Exercise details: Each entry here needs to be set down again exactly, please; pictures are left out.

▶

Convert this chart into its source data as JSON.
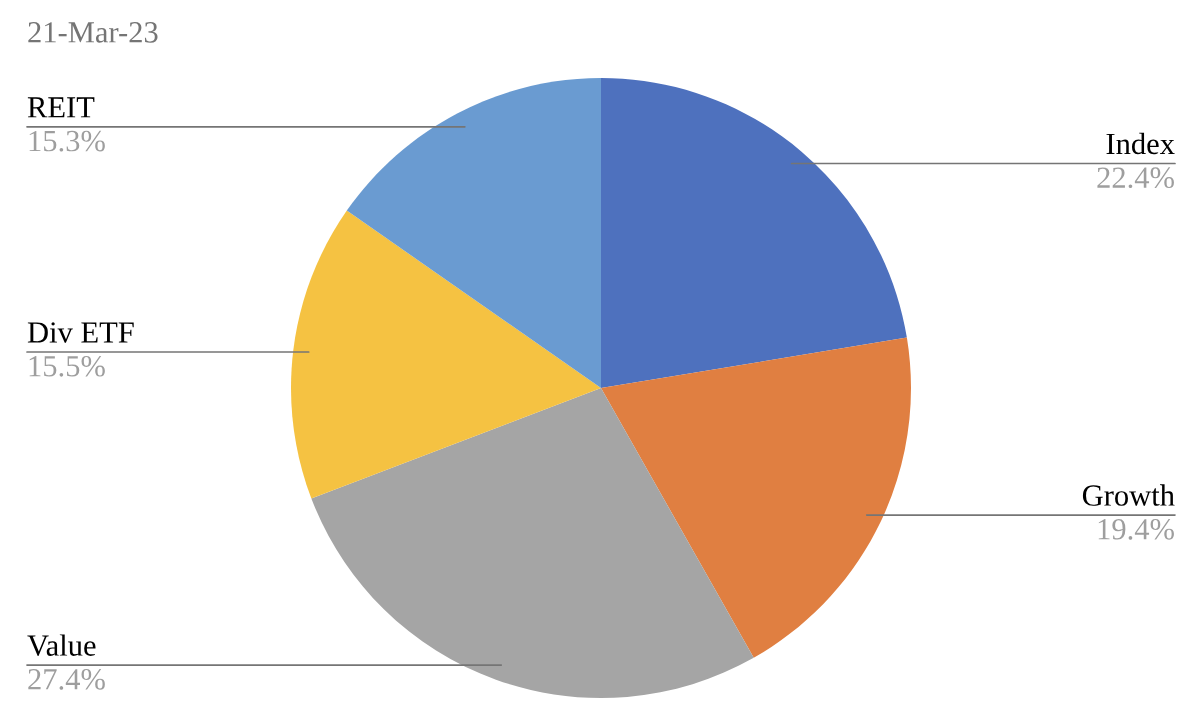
{
  "chart_data": {
    "type": "pie",
    "title": "21-Mar-23",
    "categories": [
      "Index",
      "Growth",
      "Value",
      "Div ETF",
      "REIT"
    ],
    "values": [
      22.4,
      19.4,
      27.4,
      15.5,
      15.3
    ],
    "colors": [
      "#4e71be",
      "#e07f41",
      "#a5a5a5",
      "#f5c242",
      "#6a9bd1"
    ],
    "value_labels": [
      "22.4%",
      "19.4%",
      "27.4%",
      "15.5%",
      "15.3%"
    ],
    "legend": false
  }
}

◀

Solution:
Convert this chart into its source data as JSON.
{
  "chart_data": {
    "type": "pie",
    "title": "21-Mar-23",
    "categories": [
      "Index",
      "Growth",
      "Value",
      "Div ETF",
      "REIT"
    ],
    "values": [
      22.4,
      19.4,
      27.4,
      15.5,
      15.3
    ],
    "colors": [
      "#4e71be",
      "#e07f41",
      "#a5a5a5",
      "#f5c242",
      "#6a9bd1"
    ],
    "value_labels": [
      "22.4%",
      "19.4%",
      "27.4%",
      "15.5%",
      "15.3%"
    ],
    "legend": false
  }
}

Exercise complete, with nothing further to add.